[Dataset excerpts]
====

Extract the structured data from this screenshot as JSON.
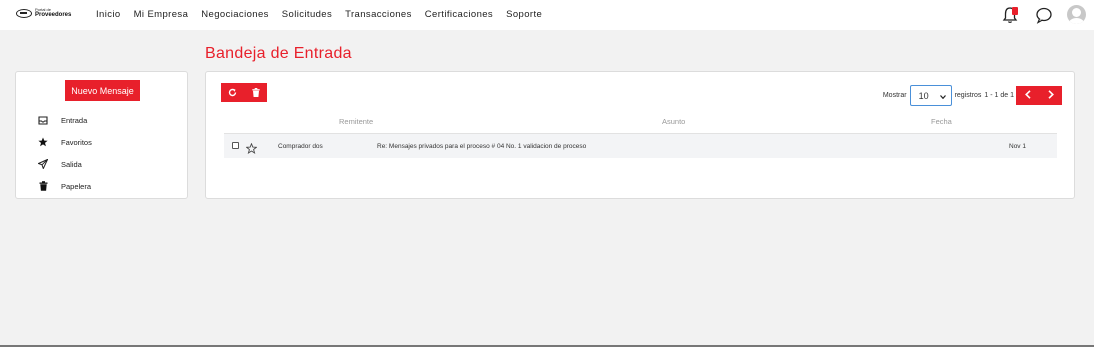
{
  "header": {
    "logo_small": "Portal de",
    "logo_big": "Proveedores",
    "nav": [
      "Inicio",
      "Mi Empresa",
      "Negociaciones",
      "Solicitudes",
      "Transacciones",
      "Certificaciones",
      "Soporte"
    ]
  },
  "page": {
    "title": "Bandeja de Entrada"
  },
  "sidebar": {
    "new_message": "Nuevo Mensaje",
    "items": [
      {
        "label": "Entrada",
        "icon": "inbox-icon"
      },
      {
        "label": "Favoritos",
        "icon": "star-icon"
      },
      {
        "label": "Salida",
        "icon": "send-icon"
      },
      {
        "label": "Papelera",
        "icon": "trash-icon"
      }
    ]
  },
  "toolbar": {
    "show_label": "Mostrar",
    "page_size": "10",
    "records_label": "registros",
    "range": "1 - 1 de 1"
  },
  "table": {
    "columns": [
      "Remitente",
      "Asunto",
      "Fecha"
    ],
    "rows": [
      {
        "sender": "Comprador dos",
        "subject": "Re: Mensajes privados para el proceso # 04 No. 1 validacion de proceso",
        "date": "Nov 1"
      }
    ]
  },
  "colors": {
    "accent": "#e8202b"
  }
}
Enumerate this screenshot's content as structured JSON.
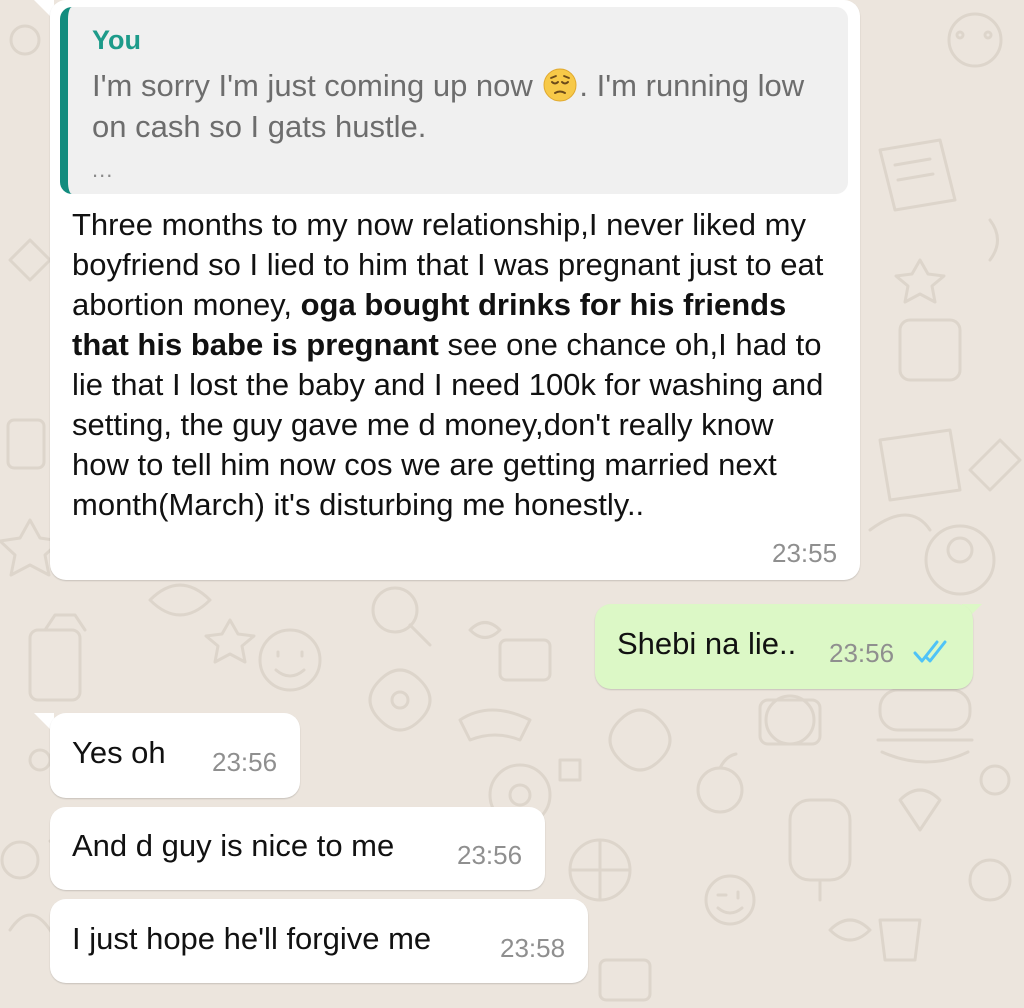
{
  "quoted": {
    "author": "You",
    "text_before_emoji": "I'm sorry I'm just coming up now ",
    "emoji": "pensive-face",
    "text_after_emoji": ". I'm running low on cash so I gats hustle.",
    "more": "..."
  },
  "messages": [
    {
      "direction": "incoming",
      "text_part1": "Three months to my now relationship,I never liked my boyfriend so I lied to him that I was pregnant just to eat abortion money, ",
      "bold": "oga bought drinks for his friends that his babe is pregnant",
      "text_part2": " see one chance oh,I had to lie that I lost the baby and I need 100k for washing and setting, the guy gave me d money,don't really know how to tell him now cos we are getting married next month(March) it's disturbing me honestly..",
      "time": "23:55"
    },
    {
      "direction": "outgoing",
      "text": "Shebi na lie..",
      "time": "23:56",
      "status": "read"
    },
    {
      "direction": "incoming",
      "text": "Yes oh",
      "time": "23:56"
    },
    {
      "direction": "incoming",
      "text": "And d guy is nice to me",
      "time": "23:56"
    },
    {
      "direction": "incoming",
      "text": "I just hope he'll forgive me",
      "time": "23:58"
    }
  ],
  "colors": {
    "background": "#ece5dd",
    "incoming_bubble": "#ffffff",
    "outgoing_bubble": "#dcf8c6",
    "quote_accent": "#128c7e",
    "read_ticks": "#4fc3f7"
  }
}
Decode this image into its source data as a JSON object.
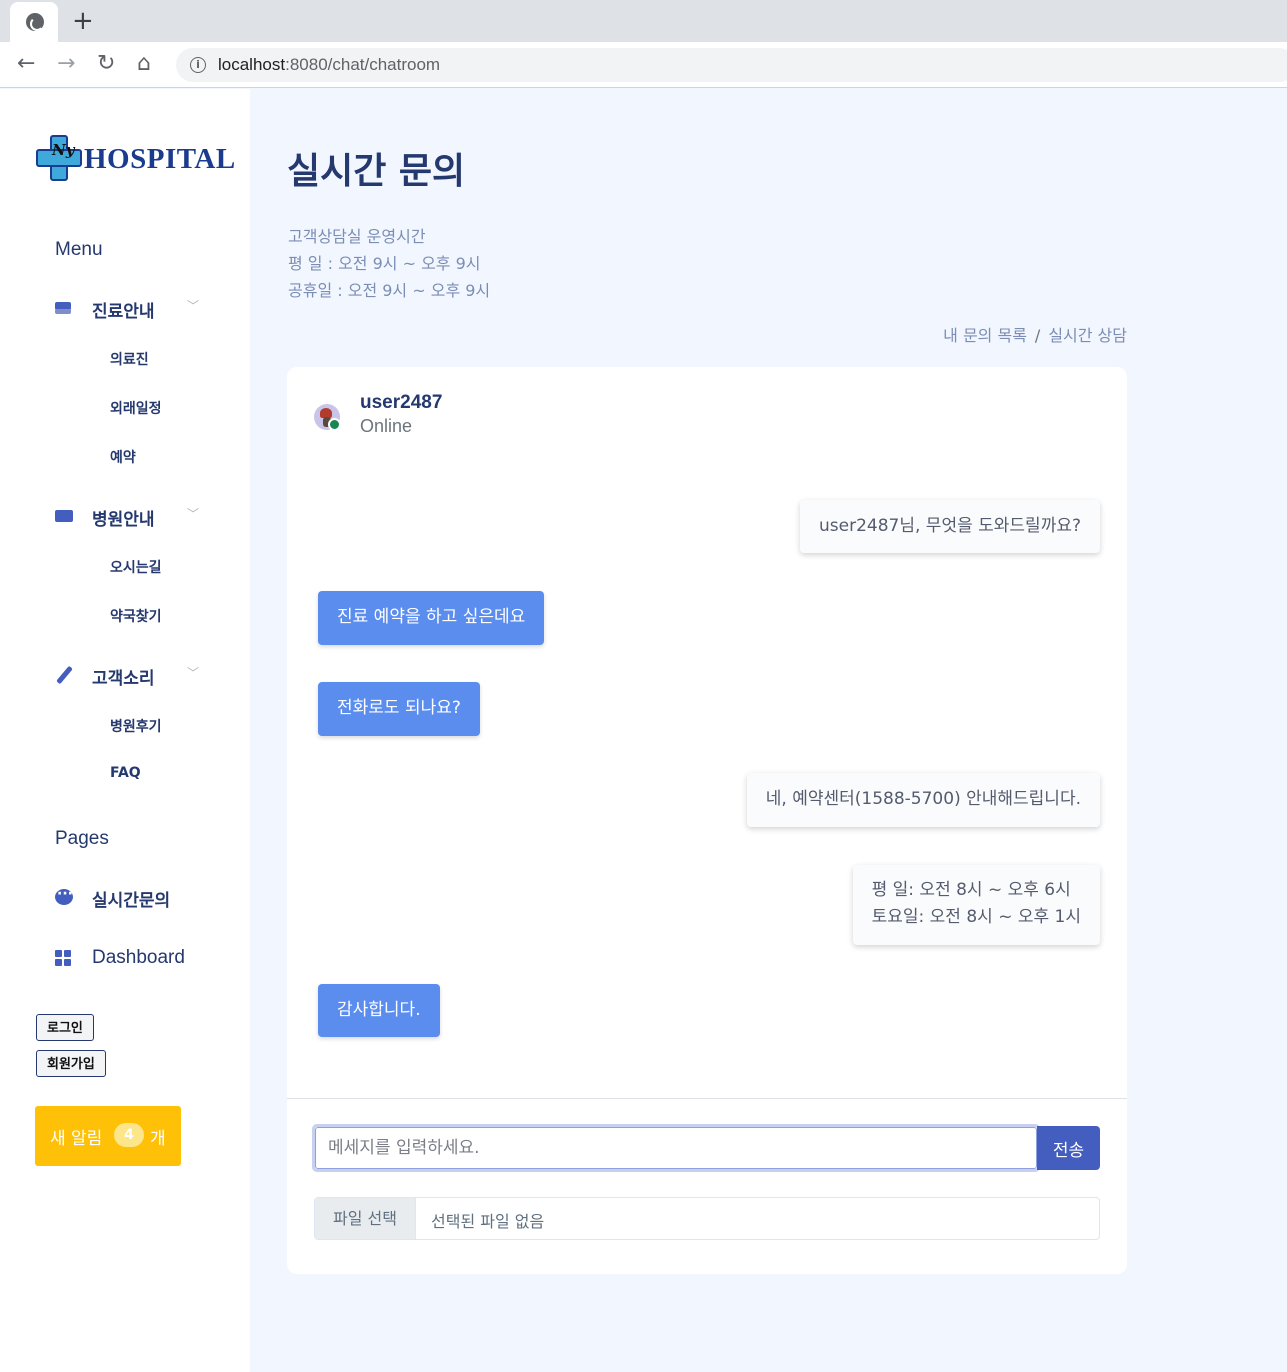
{
  "browser": {
    "url_host": "localhost",
    "url_path": ":8080/chat/chatroom",
    "new_tab": "+",
    "back": "←",
    "forward": "→",
    "reload": "↻",
    "home": "⌂",
    "info": "i"
  },
  "sidebar": {
    "logo_text": "HOSPITAL",
    "logo_ny": "Ny",
    "menu_title": "Menu",
    "groups": [
      {
        "label": "진료안내",
        "children": [
          "의료진",
          "외래일정",
          "예약"
        ]
      },
      {
        "label": "병원안내",
        "children": [
          "오시는길",
          "약국찾기"
        ]
      },
      {
        "label": "고객소리",
        "children": [
          "병원후기",
          "FAQ"
        ]
      }
    ],
    "pages_title": "Pages",
    "pages": [
      {
        "label": "실시간문의"
      },
      {
        "label": "Dashboard"
      }
    ],
    "login": "로그인",
    "signup": "회원가입",
    "notify": {
      "prefix": "새 알림",
      "count": "4",
      "suffix": "개",
      "color": "#ffc107"
    }
  },
  "main": {
    "title": "실시간 문의",
    "hours": {
      "heading": "고객상담실 운영시간",
      "weekday": "평 일 : 오전 9시 ~ 오후 9시",
      "holiday": "공휴일 : 오전 9시 ~ 오후 9시"
    },
    "breadcrumb": [
      "내 문의 목록",
      "/",
      "실시간 상담"
    ]
  },
  "chat": {
    "user": {
      "name": "user2487",
      "status": "Online"
    },
    "messages": [
      {
        "side": "right",
        "text": "user2487님, 무엇을 도와드릴까요?"
      },
      {
        "side": "left",
        "text": "진료 예약을 하고 싶은데요"
      },
      {
        "side": "left",
        "text": "전화로도 되나요?"
      },
      {
        "side": "right",
        "text": "네, 예약센터(1588-5700) 안내해드립니다."
      },
      {
        "side": "right",
        "text": "평 일: 오전 8시 ~ 오후 6시",
        "text2": "토요일: 오전 8시 ~ 오후 1시"
      },
      {
        "side": "left",
        "text": "감사합니다."
      }
    ],
    "input_placeholder": "메세지를 입력하세요.",
    "send_label": "전송",
    "file_button": "파일 선택",
    "file_status": "선택된 파일 없음"
  },
  "colors": {
    "primary": "#435ebe",
    "bubble_left": "#5b8def",
    "online": "#198754"
  }
}
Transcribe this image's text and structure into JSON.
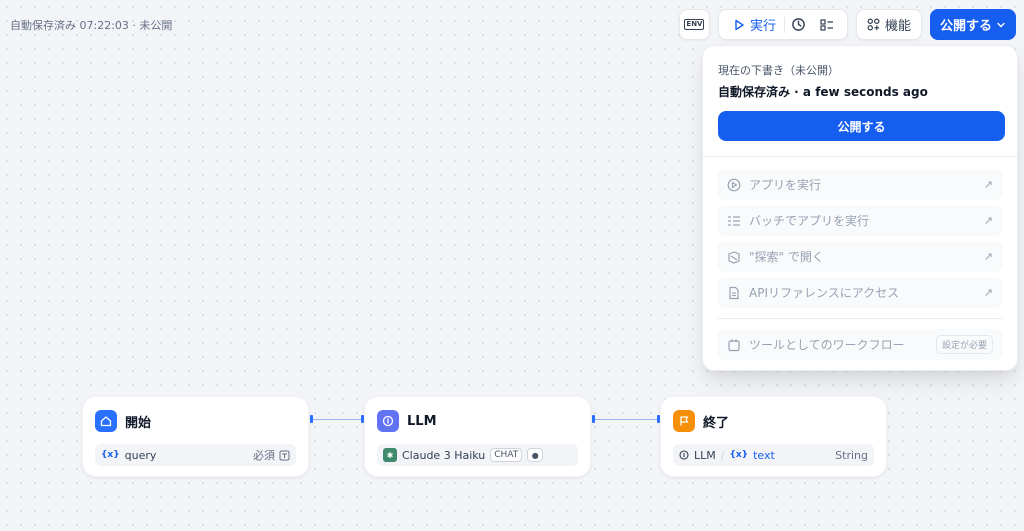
{
  "status": {
    "text": "自動保存済み 07:22:03 · 未公開"
  },
  "toolbar": {
    "env_label": "ENV",
    "run_label": "実行",
    "feature_label": "機能",
    "publish_label": "公開する"
  },
  "dropdown": {
    "draft_label": "現在の下書き（未公開）",
    "saved_text": "自動保存済み · a few seconds ago",
    "publish_label": "公開する",
    "items": [
      {
        "label": "アプリを実行"
      },
      {
        "label": "バッチでアプリを実行"
      },
      {
        "label": "\"探索\" で開く"
      },
      {
        "label": "APIリファレンスにアクセス"
      }
    ],
    "tool_label": "ツールとしてのワークフロー",
    "tool_tag": "設定が必要"
  },
  "nodes": {
    "start": {
      "title": "開始",
      "var_name": "query",
      "required": "必須"
    },
    "llm": {
      "title": "LLM",
      "model": "Claude 3 Haiku",
      "tag": "CHAT"
    },
    "end": {
      "title": "終了",
      "source": "LLM",
      "var": "text",
      "type": "String"
    }
  },
  "colors": {
    "primary": "#155eef",
    "start_icon": "#2970ff",
    "llm_icon": "#6172f3",
    "end_icon": "#f79009"
  }
}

====

Instruction: Each line holding "自動保存済み" must be found and copied.

Solution below:
    "text": "自動保存済み 07:22:03 · 未公開"
    "saved_text": "自動保存済み · a few seconds ago",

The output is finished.